# Material for the task start
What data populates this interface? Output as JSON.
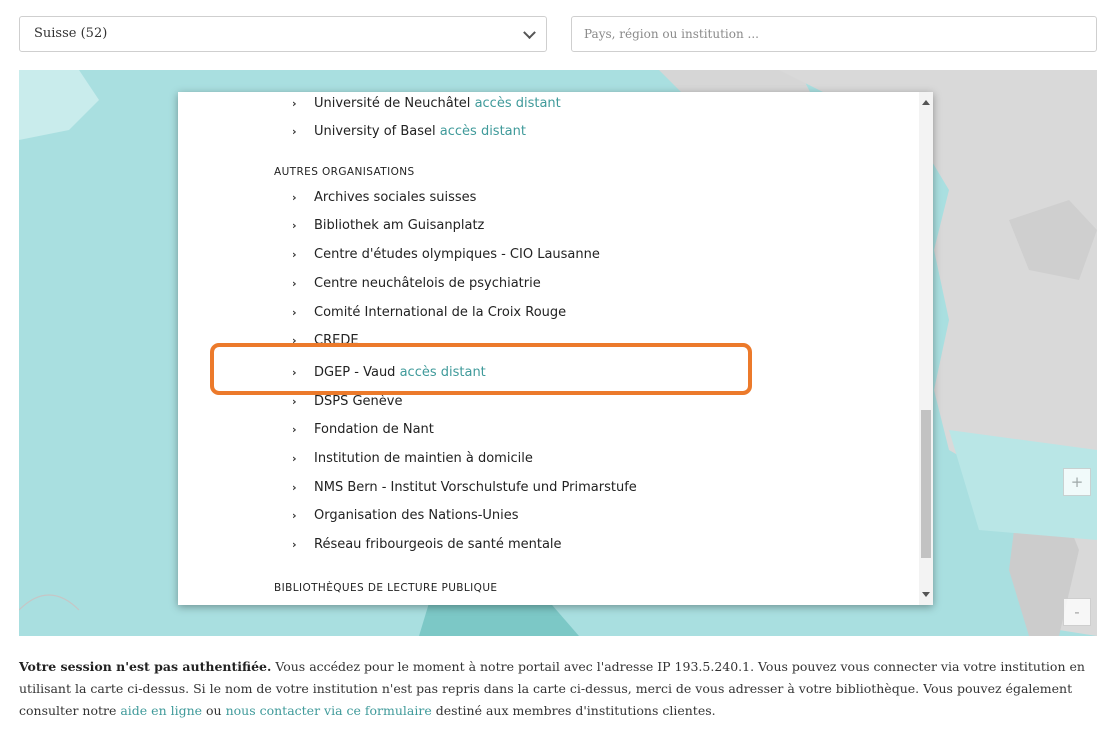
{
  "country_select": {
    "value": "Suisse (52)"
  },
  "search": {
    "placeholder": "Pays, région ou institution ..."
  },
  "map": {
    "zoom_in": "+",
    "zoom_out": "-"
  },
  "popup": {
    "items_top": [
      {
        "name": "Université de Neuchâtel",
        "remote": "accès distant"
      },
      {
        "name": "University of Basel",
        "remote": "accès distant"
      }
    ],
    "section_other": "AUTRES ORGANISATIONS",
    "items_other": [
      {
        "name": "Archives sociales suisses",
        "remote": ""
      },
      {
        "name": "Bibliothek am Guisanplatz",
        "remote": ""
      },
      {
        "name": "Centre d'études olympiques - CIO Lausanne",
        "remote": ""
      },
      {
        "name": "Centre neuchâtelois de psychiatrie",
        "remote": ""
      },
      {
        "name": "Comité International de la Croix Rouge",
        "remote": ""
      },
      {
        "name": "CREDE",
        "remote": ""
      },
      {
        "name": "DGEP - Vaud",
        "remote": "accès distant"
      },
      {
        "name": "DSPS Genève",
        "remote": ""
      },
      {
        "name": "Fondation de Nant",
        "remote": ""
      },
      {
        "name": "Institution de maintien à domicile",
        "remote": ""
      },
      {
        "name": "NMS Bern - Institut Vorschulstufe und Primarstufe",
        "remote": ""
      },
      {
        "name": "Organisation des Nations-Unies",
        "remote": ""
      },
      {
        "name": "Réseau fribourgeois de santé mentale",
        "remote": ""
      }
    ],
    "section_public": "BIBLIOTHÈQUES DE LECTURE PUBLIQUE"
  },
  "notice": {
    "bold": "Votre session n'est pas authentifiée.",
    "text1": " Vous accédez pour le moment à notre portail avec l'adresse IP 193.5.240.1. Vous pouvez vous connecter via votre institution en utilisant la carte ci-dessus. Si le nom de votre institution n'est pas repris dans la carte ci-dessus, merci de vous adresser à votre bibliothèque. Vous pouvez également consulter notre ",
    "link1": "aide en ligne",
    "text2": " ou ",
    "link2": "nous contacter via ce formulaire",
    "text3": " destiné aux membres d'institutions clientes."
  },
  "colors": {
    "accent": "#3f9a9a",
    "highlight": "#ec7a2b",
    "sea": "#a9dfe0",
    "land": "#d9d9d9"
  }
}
# Material for the task end
#### What is asked:
Copy out every line of the material above exactly, skipping the pictures.

#### Solution for this problem:
What data populates this interface? Output as JSON.
{
  "country_select": {
    "value": "Suisse (52)"
  },
  "search": {
    "placeholder": "Pays, région ou institution ..."
  },
  "map": {
    "zoom_in": "+",
    "zoom_out": "-"
  },
  "popup": {
    "items_top": [
      {
        "name": "Université de Neuchâtel",
        "remote": "accès distant"
      },
      {
        "name": "University of Basel",
        "remote": "accès distant"
      }
    ],
    "section_other": "AUTRES ORGANISATIONS",
    "items_other": [
      {
        "name": "Archives sociales suisses",
        "remote": ""
      },
      {
        "name": "Bibliothek am Guisanplatz",
        "remote": ""
      },
      {
        "name": "Centre d'études olympiques - CIO Lausanne",
        "remote": ""
      },
      {
        "name": "Centre neuchâtelois de psychiatrie",
        "remote": ""
      },
      {
        "name": "Comité International de la Croix Rouge",
        "remote": ""
      },
      {
        "name": "CREDE",
        "remote": ""
      },
      {
        "name": "DGEP - Vaud",
        "remote": "accès distant"
      },
      {
        "name": "DSPS Genève",
        "remote": ""
      },
      {
        "name": "Fondation de Nant",
        "remote": ""
      },
      {
        "name": "Institution de maintien à domicile",
        "remote": ""
      },
      {
        "name": "NMS Bern - Institut Vorschulstufe und Primarstufe",
        "remote": ""
      },
      {
        "name": "Organisation des Nations-Unies",
        "remote": ""
      },
      {
        "name": "Réseau fribourgeois de santé mentale",
        "remote": ""
      }
    ],
    "section_public": "BIBLIOTHÈQUES DE LECTURE PUBLIQUE"
  },
  "notice": {
    "bold": "Votre session n'est pas authentifiée.",
    "text1": " Vous accédez pour le moment à notre portail avec l'adresse IP 193.5.240.1. Vous pouvez vous connecter via votre institution en utilisant la carte ci-dessus. Si le nom de votre institution n'est pas repris dans la carte ci-dessus, merci de vous adresser à votre bibliothèque. Vous pouvez également consulter notre ",
    "link1": "aide en ligne",
    "text2": " ou ",
    "link2": "nous contacter via ce formulaire",
    "text3": " destiné aux membres d'institutions clientes."
  },
  "colors": {
    "accent": "#3f9a9a",
    "highlight": "#ec7a2b",
    "sea": "#a9dfe0",
    "land": "#d9d9d9"
  }
}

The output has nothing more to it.